§ EXERCISE:
Can the data below be set down again exactly, line for line?

-- BEGIN --

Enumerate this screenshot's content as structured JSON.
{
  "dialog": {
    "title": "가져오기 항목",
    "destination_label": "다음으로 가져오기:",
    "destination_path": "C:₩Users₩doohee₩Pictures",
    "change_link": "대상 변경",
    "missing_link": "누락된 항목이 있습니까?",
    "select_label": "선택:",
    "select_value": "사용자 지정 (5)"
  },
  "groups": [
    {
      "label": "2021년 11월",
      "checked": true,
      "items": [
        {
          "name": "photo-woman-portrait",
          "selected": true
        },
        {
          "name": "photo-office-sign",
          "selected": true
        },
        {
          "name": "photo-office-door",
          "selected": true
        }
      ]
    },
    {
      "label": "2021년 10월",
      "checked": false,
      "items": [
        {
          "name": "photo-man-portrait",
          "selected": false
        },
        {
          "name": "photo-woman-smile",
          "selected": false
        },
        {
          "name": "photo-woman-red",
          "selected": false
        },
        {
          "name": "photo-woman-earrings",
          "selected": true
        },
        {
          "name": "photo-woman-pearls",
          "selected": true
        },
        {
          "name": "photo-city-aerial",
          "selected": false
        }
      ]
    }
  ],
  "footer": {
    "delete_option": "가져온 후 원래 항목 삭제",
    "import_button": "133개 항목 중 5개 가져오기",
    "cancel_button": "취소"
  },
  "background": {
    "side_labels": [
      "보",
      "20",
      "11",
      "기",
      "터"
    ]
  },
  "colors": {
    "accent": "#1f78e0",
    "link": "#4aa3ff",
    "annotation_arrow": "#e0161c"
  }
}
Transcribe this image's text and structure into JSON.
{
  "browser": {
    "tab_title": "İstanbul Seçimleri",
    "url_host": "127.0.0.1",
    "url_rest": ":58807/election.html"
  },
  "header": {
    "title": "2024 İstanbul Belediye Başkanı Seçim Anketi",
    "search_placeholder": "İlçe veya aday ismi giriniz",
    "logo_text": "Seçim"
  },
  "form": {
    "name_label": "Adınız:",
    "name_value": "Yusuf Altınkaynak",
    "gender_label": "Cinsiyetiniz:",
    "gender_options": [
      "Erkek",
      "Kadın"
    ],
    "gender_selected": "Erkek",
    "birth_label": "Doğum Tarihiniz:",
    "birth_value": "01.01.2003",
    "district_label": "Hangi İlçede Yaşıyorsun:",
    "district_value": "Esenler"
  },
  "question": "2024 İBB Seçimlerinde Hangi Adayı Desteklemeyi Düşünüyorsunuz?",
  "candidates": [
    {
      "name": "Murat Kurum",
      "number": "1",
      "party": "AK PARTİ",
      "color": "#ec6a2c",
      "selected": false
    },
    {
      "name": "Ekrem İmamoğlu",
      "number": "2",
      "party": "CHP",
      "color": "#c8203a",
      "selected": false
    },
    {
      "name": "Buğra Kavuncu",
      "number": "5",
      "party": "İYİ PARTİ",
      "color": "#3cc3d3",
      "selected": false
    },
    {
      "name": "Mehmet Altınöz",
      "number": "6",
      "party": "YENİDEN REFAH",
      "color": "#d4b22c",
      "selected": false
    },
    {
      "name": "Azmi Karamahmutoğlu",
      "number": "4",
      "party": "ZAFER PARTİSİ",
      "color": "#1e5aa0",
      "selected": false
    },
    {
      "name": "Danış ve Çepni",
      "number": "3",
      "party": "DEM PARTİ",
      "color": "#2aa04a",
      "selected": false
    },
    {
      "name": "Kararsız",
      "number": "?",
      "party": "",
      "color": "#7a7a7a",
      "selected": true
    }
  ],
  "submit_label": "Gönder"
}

-- END --

§ RESPONSE:
Enumerate this screenshot's content as structured JSON.
{
  "dialog": {
    "title": "가져오기 항목",
    "destination_label": "다음으로 가져오기:",
    "destination_path": "C:₩Users₩doohee₩Pictures",
    "change_link": "대상 변경",
    "missing_link": "누락된 항목이 있습니까?",
    "select_label": "선택:",
    "select_value": "사용자 지정 (5)"
  },
  "groups": [
    {
      "label": "2021년 11월",
      "checked": true,
      "items": [
        {
          "name": "photo-woman-portrait",
          "selected": true
        },
        {
          "name": "photo-office-sign",
          "selected": true
        },
        {
          "name": "photo-office-door",
          "selected": true
        }
      ]
    },
    {
      "label": "2021년 10월",
      "checked": false,
      "items": [
        {
          "name": "photo-man-portrait",
          "selected": false
        },
        {
          "name": "photo-woman-smile",
          "selected": false
        },
        {
          "name": "photo-woman-red",
          "selected": false
        },
        {
          "name": "photo-woman-earrings",
          "selected": true
        },
        {
          "name": "photo-woman-pearls",
          "selected": true
        },
        {
          "name": "photo-city-aerial",
          "selected": false
        }
      ]
    }
  ],
  "footer": {
    "delete_option": "가져온 후 원래 항목 삭제",
    "import_button": "133개 항목 중 5개 가져오기",
    "cancel_button": "취소"
  },
  "background": {
    "side_labels": [
      "보",
      "20",
      "11",
      "기",
      "터"
    ]
  },
  "colors": {
    "accent": "#1f78e0",
    "link": "#4aa3ff",
    "annotation_arrow": "#e0161c"
  }
}
Transcribe this image's text and structure into JSON.
{
  "browser": {
    "tab_title": "İstanbul Seçimleri",
    "url_host": "127.0.0.1",
    "url_rest": ":58807/election.html"
  },
  "header": {
    "title": "2024 İstanbul Belediye Başkanı Seçim Anketi",
    "search_placeholder": "İlçe veya aday ismi giriniz",
    "logo_text": "Seçim"
  },
  "form": {
    "name_label": "Adınız:",
    "name_value": "Yusuf Altınkaynak",
    "gender_label": "Cinsiyetiniz:",
    "gender_options": [
      "Erkek",
      "Kadın"
    ],
    "gender_selected": "Erkek",
    "birth_label": "Doğum Tarihiniz:",
    "birth_value": "01.01.2003",
    "district_label": "Hangi İlçede Yaşıyorsun:",
    "district_value": "Esenler"
  },
  "question": "2024 İBB Seçimlerinde Hangi Adayı Desteklemeyi Düşünüyorsunuz?",
  "candidates": [
    {
      "name": "Murat Kurum",
      "number": "1",
      "party": "AK PARTİ",
      "color": "#ec6a2c",
      "selected": false
    },
    {
      "name": "Ekrem İmamoğlu",
      "number": "2",
      "party": "CHP",
      "color": "#c8203a",
      "selected": false
    },
    {
      "name": "Buğra Kavuncu",
      "number": "5",
      "party": "İYİ PARTİ",
      "color": "#3cc3d3",
      "selected": false
    },
    {
      "name": "Mehmet Altınöz",
      "number": "6",
      "party": "YENİDEN REFAH",
      "color": "#d4b22c",
      "selected": false
    },
    {
      "name": "Azmi Karamahmutoğlu",
      "number": "4",
      "party": "ZAFER PARTİSİ",
      "color": "#1e5aa0",
      "selected": false
    },
    {
      "name": "Danış ve Çepni",
      "number": "3",
      "party": "DEM PARTİ",
      "color": "#2aa04a",
      "selected": false
    },
    {
      "name": "Kararsız",
      "number": "?",
      "party": "",
      "color": "#7a7a7a",
      "selected": true
    }
  ],
  "submit_label": "Gönder"
}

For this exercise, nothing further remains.